• Document excerpt:
-=-=-=-=-
American college basketball season

The 2020–21 Northern Illinois Huskies men's basketball team represented Northern Illinois University in the 2020–21 NCAA Division I men's basketball season. The Huskies, led by interim head coach Lamar Chapman, played their home games at the Convocation Center in DeKalb, Illinois as members of the Mid-American Conference. In a season limited due to the ongoing COVID-19 pandemic, the Huskies finished the season 3–16, 2–12 in MAC play to finish in last place. They failed to qualify for the MAC tournament which had been limited to provide that the bottom four finishers would not be eligible. The MAC also announced the removal of divisions in cost-cutting measure partly attributed to COVID-19.

On January 3, 2021, it was announced that head coach Mark Montgomery had been relieved of his duties after the team's 1–7 start to the season. Associate head coach Lamar Chapman was named interim head coach for the remainder of the season.

==Previous season==
The Huskies finished the 2019–20 season 18–13, 11–7, to finish in a tie for first place in the MAC West division. They were scheduled to play Miami (OH) in the quarterfinals of the MAC tournament, but the remainder of the tournament was cancelled amid the COVID-19 pandemic.
-=-=-=-=-
• Records supplied:
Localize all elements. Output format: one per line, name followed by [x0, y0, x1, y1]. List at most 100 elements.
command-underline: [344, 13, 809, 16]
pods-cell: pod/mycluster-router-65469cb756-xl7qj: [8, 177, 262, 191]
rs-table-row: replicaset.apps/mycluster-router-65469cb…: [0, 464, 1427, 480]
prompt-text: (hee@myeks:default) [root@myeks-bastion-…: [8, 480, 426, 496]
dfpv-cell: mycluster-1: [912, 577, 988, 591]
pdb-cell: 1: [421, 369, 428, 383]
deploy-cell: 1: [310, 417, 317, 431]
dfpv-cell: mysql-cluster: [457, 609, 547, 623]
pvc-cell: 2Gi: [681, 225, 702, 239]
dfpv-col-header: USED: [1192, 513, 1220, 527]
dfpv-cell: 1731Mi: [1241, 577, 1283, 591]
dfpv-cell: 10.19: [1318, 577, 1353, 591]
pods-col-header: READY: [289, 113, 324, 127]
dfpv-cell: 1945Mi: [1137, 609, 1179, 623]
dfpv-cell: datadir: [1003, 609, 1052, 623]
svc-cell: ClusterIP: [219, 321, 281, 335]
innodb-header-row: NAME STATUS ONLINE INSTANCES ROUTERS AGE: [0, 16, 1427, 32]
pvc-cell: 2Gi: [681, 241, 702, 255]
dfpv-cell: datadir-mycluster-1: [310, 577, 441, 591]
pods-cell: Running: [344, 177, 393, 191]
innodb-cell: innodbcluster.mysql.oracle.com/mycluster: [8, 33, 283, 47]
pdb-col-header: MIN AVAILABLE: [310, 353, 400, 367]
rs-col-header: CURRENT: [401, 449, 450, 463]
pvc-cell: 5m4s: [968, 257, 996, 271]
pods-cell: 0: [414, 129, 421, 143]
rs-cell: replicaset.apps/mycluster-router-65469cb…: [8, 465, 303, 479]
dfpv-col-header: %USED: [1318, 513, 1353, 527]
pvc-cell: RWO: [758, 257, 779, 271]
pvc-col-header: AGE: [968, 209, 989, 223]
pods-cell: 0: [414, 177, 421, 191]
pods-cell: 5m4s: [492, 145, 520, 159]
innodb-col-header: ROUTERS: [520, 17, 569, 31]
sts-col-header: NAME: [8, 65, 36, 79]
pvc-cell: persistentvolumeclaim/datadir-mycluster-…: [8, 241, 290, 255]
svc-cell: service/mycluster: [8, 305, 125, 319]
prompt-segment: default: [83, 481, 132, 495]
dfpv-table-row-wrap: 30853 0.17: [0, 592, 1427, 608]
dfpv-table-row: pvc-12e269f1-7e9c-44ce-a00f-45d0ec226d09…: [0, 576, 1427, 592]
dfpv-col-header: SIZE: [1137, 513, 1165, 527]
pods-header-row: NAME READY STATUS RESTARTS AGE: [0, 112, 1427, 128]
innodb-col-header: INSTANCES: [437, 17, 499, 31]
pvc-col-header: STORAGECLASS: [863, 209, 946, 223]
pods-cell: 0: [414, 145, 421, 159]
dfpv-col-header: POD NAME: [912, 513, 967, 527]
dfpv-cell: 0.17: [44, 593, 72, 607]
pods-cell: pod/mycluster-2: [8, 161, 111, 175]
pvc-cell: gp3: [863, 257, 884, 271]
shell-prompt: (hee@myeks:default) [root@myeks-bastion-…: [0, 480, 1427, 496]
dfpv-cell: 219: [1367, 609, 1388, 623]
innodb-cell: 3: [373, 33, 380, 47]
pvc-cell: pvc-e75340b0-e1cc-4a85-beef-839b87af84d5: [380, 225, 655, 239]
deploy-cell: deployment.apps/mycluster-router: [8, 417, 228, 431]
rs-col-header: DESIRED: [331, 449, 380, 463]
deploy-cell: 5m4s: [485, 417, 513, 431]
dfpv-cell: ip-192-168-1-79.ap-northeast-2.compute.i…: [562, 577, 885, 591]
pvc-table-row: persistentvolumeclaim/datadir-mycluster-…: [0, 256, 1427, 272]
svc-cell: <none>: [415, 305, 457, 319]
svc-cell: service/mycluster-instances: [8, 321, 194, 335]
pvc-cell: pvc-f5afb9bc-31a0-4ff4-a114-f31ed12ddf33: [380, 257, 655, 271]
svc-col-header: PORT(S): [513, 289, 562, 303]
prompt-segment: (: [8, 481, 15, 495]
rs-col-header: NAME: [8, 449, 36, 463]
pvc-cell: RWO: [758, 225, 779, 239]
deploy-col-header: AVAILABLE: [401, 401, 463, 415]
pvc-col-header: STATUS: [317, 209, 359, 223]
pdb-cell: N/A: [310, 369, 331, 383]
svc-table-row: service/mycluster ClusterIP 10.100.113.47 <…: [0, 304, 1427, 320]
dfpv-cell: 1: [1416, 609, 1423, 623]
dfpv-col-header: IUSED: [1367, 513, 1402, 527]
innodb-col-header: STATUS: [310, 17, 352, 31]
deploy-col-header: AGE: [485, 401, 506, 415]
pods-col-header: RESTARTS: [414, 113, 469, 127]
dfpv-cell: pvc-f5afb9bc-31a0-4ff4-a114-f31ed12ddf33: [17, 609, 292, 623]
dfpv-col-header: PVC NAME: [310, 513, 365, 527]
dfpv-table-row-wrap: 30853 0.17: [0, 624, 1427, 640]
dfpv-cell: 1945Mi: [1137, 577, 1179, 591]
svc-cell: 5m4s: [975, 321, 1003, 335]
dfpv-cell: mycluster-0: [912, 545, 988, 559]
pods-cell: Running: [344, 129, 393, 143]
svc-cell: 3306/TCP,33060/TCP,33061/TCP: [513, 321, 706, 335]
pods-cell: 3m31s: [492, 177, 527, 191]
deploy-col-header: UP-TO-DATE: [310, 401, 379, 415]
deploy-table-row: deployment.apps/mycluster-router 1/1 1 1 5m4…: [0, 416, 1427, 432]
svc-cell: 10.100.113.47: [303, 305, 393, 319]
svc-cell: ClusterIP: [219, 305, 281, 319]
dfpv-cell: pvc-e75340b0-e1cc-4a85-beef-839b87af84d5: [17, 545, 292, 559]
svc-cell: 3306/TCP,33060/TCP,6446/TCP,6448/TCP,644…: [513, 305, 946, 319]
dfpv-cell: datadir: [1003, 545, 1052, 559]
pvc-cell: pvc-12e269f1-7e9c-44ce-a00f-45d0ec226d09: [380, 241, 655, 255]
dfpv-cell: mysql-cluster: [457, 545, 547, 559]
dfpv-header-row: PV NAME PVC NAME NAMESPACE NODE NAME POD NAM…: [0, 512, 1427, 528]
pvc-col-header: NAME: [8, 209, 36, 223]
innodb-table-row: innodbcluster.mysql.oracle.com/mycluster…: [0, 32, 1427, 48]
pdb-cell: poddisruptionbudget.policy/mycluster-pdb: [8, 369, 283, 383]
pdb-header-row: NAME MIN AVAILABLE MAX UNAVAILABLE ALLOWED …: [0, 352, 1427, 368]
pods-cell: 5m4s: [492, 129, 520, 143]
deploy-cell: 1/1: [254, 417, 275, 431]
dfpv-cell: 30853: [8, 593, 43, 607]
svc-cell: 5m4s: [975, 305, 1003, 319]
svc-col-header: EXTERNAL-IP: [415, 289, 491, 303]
-=-=-=-=-
• Instructions:
1. According to the Northern Illinois basketball text, why were the Huskies not eligible for the MAC tournament?
2. Copy word for word the part of the Northern Illinois basketball text between "The 2020–21 Northern" and "attributed to COVID-19.", inclusive.

• Responses to the exercise:
1. The MAC tournament had been limited so that the bottom four finishers would not be eligible. The Huskies finished in last place at 2–12 in MAC play, so they failed to qualify.

2.
The 2020–21 Northern Illinois Huskies men's basketball team represented Northern Illinois University in the 2020–21 NCAA Division I men's basketball season. The Huskies, led by interim head coach Lamar Chapman, played their home games at the Convocation Center in DeKalb, Illinois as members of the Mid-American Conference. In a season limited due to the ongoing COVID-19 pandemic, the Huskies finished the season 3–16, 2–12 in MAC play to finish in last place. They failed to qualify for the MAC tournament which had been limited to provide that the bottom four finishers would not be eligible. The MAC also announced the removal of divisions in cost-cutting measure partly attributed to COVID-19.